Given problem
Find how many lines contain "Chemical" and state only that number.

== Data rows

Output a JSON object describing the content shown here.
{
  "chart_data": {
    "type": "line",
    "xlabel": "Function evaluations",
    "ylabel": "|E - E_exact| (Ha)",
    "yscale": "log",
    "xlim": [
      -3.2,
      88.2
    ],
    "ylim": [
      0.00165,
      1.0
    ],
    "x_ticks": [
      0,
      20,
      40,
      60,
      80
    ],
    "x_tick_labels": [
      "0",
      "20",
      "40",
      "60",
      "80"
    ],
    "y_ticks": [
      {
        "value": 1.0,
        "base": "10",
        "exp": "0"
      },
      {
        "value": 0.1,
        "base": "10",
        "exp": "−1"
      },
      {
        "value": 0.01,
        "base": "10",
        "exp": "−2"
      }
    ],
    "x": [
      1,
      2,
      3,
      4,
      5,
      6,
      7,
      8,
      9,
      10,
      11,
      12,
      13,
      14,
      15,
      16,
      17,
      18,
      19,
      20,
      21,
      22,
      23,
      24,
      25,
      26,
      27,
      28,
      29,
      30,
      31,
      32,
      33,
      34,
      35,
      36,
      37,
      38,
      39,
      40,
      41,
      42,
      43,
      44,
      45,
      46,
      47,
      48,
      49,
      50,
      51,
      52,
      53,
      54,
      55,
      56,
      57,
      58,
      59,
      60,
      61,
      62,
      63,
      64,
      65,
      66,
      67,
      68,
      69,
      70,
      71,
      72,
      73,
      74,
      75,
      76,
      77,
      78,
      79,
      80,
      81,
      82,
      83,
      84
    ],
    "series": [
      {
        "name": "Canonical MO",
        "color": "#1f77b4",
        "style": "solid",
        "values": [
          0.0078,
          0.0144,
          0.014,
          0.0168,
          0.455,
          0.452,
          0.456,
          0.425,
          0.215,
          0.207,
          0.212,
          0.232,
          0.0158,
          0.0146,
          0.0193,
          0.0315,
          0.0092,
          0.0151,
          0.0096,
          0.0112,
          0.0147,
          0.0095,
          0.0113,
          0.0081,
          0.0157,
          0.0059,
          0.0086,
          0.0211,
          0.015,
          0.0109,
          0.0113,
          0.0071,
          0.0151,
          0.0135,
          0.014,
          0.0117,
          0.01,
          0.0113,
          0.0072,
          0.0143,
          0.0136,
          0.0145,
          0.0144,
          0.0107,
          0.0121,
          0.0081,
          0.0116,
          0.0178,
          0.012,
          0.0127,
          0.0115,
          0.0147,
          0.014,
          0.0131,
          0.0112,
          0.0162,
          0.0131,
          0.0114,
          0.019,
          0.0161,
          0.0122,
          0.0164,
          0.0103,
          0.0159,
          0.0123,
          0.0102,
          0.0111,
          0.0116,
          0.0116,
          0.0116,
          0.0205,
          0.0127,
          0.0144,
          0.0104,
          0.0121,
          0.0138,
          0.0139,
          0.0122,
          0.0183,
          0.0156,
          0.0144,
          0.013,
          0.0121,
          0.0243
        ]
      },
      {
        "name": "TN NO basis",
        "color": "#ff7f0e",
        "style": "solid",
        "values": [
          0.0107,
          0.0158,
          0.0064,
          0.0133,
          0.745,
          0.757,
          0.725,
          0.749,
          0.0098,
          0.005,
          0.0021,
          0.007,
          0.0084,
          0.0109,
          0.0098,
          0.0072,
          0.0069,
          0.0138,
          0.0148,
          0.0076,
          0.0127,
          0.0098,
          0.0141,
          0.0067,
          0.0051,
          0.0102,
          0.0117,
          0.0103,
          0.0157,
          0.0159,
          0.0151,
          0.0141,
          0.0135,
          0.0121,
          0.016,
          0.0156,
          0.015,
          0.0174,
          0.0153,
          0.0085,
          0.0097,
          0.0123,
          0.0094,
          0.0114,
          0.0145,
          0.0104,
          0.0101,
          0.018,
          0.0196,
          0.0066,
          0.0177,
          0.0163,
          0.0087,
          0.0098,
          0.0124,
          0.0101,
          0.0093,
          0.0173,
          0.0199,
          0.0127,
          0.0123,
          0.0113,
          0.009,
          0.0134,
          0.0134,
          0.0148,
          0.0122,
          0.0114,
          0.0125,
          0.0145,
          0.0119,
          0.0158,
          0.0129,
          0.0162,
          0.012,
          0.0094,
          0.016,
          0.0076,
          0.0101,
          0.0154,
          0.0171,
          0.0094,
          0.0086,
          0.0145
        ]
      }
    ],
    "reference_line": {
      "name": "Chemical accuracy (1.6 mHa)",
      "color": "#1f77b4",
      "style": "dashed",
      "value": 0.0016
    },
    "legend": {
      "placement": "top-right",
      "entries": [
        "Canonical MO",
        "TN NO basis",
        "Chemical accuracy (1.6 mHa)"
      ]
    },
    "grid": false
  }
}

====

Written solution
2